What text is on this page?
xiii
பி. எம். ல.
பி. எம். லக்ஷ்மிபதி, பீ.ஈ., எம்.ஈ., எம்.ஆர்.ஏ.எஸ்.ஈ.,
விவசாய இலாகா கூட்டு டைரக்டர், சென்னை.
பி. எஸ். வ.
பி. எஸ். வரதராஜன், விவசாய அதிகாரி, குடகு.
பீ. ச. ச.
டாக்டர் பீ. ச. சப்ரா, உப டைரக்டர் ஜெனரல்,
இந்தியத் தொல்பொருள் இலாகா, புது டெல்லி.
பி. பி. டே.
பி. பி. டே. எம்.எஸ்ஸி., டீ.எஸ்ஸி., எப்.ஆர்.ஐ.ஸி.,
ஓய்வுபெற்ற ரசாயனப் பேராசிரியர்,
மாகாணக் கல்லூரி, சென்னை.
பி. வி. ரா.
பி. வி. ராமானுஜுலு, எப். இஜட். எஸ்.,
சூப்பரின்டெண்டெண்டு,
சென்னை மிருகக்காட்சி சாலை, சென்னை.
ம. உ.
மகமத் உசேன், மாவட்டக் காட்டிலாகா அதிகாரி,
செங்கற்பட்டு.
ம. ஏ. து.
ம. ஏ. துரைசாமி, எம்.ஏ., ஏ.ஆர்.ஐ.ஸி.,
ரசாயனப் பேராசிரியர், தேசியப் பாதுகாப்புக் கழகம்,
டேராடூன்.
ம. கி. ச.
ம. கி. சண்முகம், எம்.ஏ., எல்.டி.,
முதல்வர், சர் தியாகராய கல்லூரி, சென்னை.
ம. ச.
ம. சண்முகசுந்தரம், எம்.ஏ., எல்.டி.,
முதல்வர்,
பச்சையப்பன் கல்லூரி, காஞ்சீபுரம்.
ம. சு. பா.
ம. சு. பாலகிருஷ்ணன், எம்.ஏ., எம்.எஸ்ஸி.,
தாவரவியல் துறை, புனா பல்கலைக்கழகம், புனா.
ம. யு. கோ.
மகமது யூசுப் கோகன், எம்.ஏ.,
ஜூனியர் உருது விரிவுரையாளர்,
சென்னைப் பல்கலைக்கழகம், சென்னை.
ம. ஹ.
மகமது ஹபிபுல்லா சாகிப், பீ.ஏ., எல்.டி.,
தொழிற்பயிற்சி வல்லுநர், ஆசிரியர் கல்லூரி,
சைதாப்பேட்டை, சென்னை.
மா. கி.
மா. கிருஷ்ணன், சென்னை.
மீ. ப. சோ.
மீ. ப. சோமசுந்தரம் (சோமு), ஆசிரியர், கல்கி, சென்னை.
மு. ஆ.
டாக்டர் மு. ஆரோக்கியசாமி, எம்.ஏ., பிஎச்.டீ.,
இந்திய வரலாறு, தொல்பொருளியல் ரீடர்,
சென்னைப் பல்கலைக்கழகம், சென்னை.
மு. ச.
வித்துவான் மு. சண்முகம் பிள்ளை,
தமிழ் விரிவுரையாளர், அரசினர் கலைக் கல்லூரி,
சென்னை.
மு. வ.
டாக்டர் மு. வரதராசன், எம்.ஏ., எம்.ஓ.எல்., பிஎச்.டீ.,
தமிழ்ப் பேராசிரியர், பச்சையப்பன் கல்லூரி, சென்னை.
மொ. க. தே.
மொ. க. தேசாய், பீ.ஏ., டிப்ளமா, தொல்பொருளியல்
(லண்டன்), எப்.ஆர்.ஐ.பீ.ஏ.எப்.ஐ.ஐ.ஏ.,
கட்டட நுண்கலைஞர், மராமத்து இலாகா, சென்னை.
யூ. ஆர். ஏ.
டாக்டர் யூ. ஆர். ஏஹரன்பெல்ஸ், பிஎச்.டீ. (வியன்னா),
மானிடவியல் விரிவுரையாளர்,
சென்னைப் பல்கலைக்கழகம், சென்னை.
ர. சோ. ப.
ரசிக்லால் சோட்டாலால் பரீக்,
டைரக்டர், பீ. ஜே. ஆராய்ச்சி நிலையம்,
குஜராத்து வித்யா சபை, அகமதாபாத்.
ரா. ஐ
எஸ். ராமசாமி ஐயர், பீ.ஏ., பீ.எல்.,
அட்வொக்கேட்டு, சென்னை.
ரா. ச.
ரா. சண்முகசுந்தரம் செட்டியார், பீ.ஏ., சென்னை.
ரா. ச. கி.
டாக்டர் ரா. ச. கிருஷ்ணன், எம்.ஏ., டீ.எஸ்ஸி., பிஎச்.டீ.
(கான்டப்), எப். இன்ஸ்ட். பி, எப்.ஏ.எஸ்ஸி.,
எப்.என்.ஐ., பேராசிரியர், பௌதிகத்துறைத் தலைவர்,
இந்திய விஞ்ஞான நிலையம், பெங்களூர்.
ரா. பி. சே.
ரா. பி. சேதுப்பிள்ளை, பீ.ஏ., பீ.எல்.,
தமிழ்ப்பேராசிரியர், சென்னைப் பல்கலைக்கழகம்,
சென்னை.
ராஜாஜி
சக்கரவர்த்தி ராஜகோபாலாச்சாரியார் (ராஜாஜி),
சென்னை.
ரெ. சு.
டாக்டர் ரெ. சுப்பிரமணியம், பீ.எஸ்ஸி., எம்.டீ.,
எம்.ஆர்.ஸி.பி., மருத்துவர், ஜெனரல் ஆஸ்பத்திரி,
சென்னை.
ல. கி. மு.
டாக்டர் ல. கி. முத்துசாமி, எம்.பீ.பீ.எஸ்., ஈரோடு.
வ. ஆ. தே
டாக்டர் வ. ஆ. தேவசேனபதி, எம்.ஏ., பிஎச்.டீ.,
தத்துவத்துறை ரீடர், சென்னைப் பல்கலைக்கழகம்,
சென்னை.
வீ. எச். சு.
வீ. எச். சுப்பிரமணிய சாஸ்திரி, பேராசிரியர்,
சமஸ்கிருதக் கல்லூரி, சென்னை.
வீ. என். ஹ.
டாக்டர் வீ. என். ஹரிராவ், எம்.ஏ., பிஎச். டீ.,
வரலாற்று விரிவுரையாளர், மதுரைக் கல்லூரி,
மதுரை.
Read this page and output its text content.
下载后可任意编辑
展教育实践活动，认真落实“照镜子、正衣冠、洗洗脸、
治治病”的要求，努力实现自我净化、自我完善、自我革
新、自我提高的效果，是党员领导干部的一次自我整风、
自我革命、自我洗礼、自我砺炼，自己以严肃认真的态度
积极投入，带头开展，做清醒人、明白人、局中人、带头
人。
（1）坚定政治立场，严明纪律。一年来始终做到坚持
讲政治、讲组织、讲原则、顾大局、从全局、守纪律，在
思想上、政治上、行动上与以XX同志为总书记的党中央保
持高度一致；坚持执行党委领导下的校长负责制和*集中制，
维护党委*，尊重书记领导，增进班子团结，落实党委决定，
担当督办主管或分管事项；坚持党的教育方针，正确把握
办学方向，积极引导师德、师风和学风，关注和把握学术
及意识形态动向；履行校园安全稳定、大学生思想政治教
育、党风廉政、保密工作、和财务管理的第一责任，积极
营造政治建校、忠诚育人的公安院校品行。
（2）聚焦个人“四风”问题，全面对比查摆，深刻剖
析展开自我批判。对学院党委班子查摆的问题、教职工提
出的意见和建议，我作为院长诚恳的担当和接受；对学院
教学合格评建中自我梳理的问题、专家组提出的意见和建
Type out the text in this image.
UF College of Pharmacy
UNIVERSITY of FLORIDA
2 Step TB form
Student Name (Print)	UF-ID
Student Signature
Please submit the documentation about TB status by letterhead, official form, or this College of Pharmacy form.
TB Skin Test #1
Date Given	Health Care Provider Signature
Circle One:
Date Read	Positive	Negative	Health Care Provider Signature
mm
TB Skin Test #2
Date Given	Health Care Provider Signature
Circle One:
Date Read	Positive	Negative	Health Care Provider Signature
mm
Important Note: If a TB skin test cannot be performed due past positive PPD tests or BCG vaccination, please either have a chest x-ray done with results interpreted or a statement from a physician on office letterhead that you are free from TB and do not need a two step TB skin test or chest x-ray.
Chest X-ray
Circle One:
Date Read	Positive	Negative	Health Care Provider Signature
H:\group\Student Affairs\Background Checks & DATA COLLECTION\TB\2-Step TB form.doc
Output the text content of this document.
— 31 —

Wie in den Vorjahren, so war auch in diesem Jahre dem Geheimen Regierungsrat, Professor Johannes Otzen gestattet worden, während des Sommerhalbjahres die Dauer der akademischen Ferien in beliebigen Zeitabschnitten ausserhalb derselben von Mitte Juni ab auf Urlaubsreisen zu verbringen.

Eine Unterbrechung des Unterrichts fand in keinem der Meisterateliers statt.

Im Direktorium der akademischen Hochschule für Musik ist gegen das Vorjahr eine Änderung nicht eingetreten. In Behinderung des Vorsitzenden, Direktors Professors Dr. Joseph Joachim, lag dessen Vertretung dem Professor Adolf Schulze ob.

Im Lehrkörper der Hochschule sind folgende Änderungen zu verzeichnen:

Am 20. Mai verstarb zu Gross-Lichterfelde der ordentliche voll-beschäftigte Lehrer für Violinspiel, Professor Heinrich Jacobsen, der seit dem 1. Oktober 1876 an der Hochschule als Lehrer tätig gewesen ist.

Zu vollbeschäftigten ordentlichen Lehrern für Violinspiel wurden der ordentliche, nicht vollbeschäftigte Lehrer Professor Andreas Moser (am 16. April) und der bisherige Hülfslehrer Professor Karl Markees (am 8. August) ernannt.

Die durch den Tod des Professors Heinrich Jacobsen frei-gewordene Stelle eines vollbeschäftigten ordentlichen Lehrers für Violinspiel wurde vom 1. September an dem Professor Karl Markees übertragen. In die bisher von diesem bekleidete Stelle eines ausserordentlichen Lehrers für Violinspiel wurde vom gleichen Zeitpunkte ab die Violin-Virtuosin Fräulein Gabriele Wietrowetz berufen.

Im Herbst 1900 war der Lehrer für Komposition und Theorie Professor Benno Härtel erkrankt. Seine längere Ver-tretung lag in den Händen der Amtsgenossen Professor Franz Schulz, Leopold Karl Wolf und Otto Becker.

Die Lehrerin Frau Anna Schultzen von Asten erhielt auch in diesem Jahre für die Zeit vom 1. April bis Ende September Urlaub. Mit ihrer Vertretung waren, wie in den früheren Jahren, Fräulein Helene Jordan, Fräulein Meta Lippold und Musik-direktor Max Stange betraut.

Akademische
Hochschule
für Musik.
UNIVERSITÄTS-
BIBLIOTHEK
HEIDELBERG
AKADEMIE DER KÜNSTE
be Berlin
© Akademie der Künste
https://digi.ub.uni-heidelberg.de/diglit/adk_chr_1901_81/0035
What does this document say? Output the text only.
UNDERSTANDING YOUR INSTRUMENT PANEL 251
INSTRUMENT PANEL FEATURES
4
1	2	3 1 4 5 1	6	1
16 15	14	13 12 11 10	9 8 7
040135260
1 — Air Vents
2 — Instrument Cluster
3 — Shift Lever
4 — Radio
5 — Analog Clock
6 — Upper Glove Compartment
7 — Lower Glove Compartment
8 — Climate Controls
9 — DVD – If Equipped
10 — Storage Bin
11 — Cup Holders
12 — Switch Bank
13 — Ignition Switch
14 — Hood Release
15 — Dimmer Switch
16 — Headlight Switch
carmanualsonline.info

·····

* **Task**: Write out, word for word, the line containing "What does this" and every line after it to the end of the data above.

* **Finished answer**:
What does this document say? Output the text only.
UNDERSTANDING YOUR INSTRUMENT PANEL 251
INSTRUMENT PANEL FEATURES
4
1	2	3 1 4 5 1	6	1
16 15	14	13 12 11 10	9 8 7
040135260
1 — Air Vents
2 — Instrument Cluster
3 — Shift Lever
4 — Radio
5 — Analog Clock
6 — Upper Glove Compartment
7 — Lower Glove Compartment
8 — Climate Controls
9 — DVD – If Equipped
10 — Storage Bin
11 — Cup Holders
12 — Switch Bank
13 — Ignition Switch
14 — Hood Release
15 — Dimmer Switch
16 — Headlight Switch
carmanualsonline.info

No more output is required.